═══ DATA PROVIDED ═══

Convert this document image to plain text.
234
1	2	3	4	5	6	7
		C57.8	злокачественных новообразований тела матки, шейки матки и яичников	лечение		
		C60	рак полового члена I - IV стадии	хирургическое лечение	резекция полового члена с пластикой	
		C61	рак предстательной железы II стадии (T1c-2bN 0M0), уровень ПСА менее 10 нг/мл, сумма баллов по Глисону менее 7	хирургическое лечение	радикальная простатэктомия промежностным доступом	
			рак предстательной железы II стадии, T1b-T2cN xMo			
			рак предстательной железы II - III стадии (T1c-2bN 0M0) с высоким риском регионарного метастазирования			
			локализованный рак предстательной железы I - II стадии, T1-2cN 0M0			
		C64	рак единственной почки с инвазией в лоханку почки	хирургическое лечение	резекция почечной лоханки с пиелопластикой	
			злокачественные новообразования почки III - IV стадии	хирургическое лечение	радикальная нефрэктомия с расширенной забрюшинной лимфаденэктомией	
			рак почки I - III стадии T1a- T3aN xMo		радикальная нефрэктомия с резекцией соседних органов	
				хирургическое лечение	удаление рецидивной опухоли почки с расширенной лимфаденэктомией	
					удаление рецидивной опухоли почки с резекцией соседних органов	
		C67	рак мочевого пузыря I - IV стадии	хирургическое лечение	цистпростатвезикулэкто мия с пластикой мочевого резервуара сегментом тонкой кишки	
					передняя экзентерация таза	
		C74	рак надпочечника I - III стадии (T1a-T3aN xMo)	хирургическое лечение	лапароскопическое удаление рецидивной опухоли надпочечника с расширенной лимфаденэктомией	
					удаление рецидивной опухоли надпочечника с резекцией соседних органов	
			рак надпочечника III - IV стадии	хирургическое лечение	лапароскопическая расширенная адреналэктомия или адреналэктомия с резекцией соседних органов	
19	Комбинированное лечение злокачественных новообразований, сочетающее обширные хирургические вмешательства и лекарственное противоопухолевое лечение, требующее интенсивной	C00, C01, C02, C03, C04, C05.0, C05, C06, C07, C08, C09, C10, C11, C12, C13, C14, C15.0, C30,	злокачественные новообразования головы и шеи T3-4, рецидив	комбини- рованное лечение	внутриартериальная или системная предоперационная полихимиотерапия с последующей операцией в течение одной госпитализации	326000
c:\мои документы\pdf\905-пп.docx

═══

TASK TO COMPLETE>
Find and copy each line above that includes the string "новообразования".

EXERCISE ANSWER>
			злокачественные новообразования почки III - IV стадии	хирургическое лечение	радикальная нефрэктомия с расширенной забрюшинной лимфаденэктомией	
19	Комбинированное лечение злокачественных новообразований, сочетающее обширные хирургические вмешательства и лекарственное противоопухолевое лечение, требующее интенсивной	C00, C01, C02, C03, C04, C05.0, C05, C06, C07, C08, C09, C10, C11, C12, C13, C14, C15.0, C30,	злокачественные новообразования головы и шеи T3-4, рецидив	комбини- рованное лечение	внутриартериальная или системная предоперационная полихимиотерапия с последующей операцией в течение одной госпитализации	326000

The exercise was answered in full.